What to do | Every record that follows should be printed verbatim.

* * * * *

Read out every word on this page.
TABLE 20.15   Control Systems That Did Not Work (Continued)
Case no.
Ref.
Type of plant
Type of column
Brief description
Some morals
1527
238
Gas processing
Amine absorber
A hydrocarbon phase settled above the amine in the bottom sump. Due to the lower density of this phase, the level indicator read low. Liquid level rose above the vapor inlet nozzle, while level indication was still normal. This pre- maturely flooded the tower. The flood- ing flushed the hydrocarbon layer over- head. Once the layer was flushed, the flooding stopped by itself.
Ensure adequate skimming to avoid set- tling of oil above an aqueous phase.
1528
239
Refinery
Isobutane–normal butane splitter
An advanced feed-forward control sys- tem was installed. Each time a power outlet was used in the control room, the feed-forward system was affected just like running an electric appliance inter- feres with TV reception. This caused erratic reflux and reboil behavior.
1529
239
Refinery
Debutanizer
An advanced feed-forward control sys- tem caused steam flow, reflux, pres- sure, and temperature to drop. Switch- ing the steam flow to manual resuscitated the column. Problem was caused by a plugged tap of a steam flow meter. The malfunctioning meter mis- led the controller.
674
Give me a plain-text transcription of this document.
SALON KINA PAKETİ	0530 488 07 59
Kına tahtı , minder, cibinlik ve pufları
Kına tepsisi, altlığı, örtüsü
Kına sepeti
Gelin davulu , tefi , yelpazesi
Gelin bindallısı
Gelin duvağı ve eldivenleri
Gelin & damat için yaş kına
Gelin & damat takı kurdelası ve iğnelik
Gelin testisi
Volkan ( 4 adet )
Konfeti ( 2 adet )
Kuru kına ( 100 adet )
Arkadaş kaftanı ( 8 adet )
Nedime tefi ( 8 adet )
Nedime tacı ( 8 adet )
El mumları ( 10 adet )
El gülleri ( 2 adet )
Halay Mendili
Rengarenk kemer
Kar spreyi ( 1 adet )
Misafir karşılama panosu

* * * * *

Exercise solution |
Read out every word on this page.
TABLE 20.15   Control Systems That Did Not Work (Continued)
Case no.
Ref.
Type of plant
Type of column
Brief description
Some morals
1527
238
Gas processing
Amine absorber
A hydrocarbon phase settled above the amine in the bottom sump. Due to the lower density of this phase, the level indicator read low. Liquid level rose above the vapor inlet nozzle, while level indication was still normal. This pre- maturely flooded the tower. The flood- ing flushed the hydrocarbon layer over- head. Once the layer was flushed, the flooding stopped by itself.
Ensure adequate skimming to avoid set- tling of oil above an aqueous phase.
1528
239
Refinery
Isobutane–normal butane splitter
An advanced feed-forward control sys- tem was installed. Each time a power outlet was used in the control room, the feed-forward system was affected just like running an electric appliance inter- feres with TV reception. This caused erratic reflux and reboil behavior.
1529
239
Refinery
Debutanizer
An advanced feed-forward control sys- tem caused steam flow, reflux, pres- sure, and temperature to drop. Switch- ing the steam flow to manual resuscitated the column. Problem was caused by a plugged tap of a steam flow meter. The malfunctioning meter mis- led the controller.
674
Give me a plain-text transcription of this document.
SALON KINA PAKETİ	0530 488 07 59
Kına tahtı , minder, cibinlik ve pufları
Kına tepsisi, altlığı, örtüsü
Kına sepeti
Gelin davulu , tefi , yelpazesi
Gelin bindallısı
Gelin duvağı ve eldivenleri
Gelin & damat için yaş kına
Gelin & damat takı kurdelası ve iğnelik
Gelin testisi
Volkan ( 4 adet )
Konfeti ( 2 adet )
Kuru kına ( 100 adet )
Arkadaş kaftanı ( 8 adet )
Nedime tefi ( 8 adet )
Nedime tacı ( 8 adet )
El mumları ( 10 adet )
El gülleri ( 2 adet )
Halay Mendili
Rengarenk kemer
Kar spreyi ( 1 adet )
Misafir karşılama panosu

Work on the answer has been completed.